> Job:
Pull every line with the word "Output" out of the entries below.

> Data excerpts:
* Begin *

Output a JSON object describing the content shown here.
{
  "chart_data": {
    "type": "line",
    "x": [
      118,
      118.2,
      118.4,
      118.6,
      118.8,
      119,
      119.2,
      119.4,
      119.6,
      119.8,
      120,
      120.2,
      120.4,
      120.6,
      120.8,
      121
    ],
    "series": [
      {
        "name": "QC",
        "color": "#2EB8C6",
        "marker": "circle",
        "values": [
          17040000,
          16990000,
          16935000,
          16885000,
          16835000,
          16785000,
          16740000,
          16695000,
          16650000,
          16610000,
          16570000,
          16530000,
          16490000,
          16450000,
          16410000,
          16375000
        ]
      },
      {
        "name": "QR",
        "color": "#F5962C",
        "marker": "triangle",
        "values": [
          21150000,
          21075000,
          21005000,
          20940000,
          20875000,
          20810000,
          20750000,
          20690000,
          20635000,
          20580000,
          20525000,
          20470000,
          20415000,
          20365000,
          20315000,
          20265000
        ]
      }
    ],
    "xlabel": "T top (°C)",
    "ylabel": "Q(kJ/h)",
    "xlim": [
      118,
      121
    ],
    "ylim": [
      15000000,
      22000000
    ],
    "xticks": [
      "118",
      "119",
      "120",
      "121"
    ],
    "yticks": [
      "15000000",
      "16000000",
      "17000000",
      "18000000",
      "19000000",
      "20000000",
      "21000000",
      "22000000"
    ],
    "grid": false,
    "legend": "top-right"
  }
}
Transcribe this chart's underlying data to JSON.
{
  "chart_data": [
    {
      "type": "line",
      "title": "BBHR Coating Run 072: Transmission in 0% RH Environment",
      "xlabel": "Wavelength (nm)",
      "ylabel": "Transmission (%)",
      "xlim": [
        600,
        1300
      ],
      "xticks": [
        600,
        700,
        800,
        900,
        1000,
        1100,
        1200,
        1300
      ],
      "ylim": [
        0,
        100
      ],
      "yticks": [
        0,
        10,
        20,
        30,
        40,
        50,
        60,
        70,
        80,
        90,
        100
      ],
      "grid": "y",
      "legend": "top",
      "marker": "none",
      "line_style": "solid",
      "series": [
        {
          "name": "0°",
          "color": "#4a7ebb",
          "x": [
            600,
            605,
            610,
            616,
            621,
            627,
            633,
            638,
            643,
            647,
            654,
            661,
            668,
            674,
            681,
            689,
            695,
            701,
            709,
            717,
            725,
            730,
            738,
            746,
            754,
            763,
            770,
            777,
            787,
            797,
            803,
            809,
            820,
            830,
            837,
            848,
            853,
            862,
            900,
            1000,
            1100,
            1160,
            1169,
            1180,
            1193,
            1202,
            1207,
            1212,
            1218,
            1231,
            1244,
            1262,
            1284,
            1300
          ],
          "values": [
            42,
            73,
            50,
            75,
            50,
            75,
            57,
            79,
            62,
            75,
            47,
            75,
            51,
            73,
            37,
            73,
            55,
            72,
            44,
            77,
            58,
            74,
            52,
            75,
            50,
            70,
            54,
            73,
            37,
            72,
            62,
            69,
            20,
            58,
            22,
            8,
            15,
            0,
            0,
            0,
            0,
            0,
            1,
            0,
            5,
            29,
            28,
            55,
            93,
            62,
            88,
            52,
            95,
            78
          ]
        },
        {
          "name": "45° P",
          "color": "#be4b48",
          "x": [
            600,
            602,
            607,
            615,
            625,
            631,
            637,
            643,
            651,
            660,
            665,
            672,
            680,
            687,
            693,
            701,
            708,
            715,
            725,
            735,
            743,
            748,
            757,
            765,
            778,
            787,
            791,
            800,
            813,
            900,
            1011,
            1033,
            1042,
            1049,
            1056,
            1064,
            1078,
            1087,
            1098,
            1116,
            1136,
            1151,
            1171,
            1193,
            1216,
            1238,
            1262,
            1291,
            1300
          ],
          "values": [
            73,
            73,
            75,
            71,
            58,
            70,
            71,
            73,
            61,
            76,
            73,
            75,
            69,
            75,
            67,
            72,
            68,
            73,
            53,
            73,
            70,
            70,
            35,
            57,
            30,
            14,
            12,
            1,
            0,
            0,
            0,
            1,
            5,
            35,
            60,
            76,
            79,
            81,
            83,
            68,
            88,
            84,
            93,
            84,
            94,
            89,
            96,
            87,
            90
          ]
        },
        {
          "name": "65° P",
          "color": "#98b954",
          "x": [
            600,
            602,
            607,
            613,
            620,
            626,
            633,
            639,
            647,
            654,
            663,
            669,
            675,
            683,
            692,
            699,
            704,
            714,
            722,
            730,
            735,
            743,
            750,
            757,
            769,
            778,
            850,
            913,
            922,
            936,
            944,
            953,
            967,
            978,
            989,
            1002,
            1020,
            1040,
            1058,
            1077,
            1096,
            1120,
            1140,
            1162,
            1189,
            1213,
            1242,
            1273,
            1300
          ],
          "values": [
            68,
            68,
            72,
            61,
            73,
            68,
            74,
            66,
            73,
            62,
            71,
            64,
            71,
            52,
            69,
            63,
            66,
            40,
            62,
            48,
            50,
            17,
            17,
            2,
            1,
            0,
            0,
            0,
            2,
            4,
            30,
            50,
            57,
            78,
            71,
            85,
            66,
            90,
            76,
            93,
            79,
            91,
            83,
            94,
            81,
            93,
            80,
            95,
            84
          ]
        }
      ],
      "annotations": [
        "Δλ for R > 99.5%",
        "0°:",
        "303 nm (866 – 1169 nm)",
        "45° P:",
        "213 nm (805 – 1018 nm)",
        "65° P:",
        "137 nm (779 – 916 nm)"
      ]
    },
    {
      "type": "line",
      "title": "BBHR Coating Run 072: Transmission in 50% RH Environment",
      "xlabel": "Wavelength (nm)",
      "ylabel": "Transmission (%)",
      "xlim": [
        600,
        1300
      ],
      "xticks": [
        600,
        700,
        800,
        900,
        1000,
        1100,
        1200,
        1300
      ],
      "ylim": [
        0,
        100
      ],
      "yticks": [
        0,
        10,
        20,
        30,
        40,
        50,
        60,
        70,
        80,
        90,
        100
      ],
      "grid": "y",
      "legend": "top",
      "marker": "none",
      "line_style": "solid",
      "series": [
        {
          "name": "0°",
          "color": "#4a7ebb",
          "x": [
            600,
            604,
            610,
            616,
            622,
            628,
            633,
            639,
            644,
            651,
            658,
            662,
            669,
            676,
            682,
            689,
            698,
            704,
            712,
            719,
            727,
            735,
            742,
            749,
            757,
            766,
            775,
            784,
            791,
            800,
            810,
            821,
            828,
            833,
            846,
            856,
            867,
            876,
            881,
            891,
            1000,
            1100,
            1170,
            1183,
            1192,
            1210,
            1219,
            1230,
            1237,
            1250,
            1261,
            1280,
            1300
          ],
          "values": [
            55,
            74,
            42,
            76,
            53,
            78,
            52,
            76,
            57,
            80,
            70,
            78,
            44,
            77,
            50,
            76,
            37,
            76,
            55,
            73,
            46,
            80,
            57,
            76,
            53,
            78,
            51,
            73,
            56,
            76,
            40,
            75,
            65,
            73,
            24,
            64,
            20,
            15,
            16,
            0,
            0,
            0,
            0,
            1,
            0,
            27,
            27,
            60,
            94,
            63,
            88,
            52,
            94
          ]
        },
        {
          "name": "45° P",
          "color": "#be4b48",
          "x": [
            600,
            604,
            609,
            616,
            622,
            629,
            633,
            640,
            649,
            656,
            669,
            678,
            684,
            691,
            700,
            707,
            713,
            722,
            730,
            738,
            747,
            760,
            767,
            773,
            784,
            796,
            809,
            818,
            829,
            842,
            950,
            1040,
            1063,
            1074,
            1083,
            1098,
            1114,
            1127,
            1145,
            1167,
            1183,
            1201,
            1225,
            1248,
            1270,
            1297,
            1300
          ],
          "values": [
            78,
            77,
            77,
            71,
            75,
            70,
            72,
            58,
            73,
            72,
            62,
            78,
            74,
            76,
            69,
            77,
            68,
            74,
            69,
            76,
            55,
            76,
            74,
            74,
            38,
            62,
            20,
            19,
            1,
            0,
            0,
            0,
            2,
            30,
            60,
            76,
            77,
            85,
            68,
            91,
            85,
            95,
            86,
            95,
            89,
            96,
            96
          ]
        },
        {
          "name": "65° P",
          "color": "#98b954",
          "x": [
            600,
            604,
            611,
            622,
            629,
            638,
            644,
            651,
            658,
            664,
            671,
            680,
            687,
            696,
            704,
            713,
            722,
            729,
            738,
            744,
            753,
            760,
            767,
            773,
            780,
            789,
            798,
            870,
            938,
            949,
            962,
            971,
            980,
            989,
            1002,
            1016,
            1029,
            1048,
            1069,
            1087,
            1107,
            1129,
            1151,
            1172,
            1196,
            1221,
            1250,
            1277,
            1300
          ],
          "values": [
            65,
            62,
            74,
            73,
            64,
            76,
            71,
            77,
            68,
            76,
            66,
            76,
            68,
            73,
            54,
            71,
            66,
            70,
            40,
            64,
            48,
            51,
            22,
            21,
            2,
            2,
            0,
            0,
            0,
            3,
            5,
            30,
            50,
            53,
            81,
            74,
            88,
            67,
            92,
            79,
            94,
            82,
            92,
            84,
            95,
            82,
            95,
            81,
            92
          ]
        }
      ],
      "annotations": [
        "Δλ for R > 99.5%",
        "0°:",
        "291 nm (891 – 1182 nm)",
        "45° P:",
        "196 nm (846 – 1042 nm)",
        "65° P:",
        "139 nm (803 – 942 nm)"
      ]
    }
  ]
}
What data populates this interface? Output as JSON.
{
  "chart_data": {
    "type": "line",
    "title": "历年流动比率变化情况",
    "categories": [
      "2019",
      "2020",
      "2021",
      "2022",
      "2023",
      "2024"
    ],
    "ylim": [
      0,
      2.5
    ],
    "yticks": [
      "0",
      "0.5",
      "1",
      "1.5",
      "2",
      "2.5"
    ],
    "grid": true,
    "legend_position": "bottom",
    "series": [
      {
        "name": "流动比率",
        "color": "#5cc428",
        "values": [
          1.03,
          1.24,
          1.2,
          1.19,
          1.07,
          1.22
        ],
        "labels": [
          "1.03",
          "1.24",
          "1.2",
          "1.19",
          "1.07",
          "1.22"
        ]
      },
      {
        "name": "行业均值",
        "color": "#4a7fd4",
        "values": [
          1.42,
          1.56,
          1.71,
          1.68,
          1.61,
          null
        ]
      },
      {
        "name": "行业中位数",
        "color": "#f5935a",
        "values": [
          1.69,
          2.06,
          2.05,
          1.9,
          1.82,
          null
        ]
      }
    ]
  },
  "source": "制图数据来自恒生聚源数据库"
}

* End *

> In response:
Output a JSON object describing the content shown here.
What data populates this interface? Output as JSON.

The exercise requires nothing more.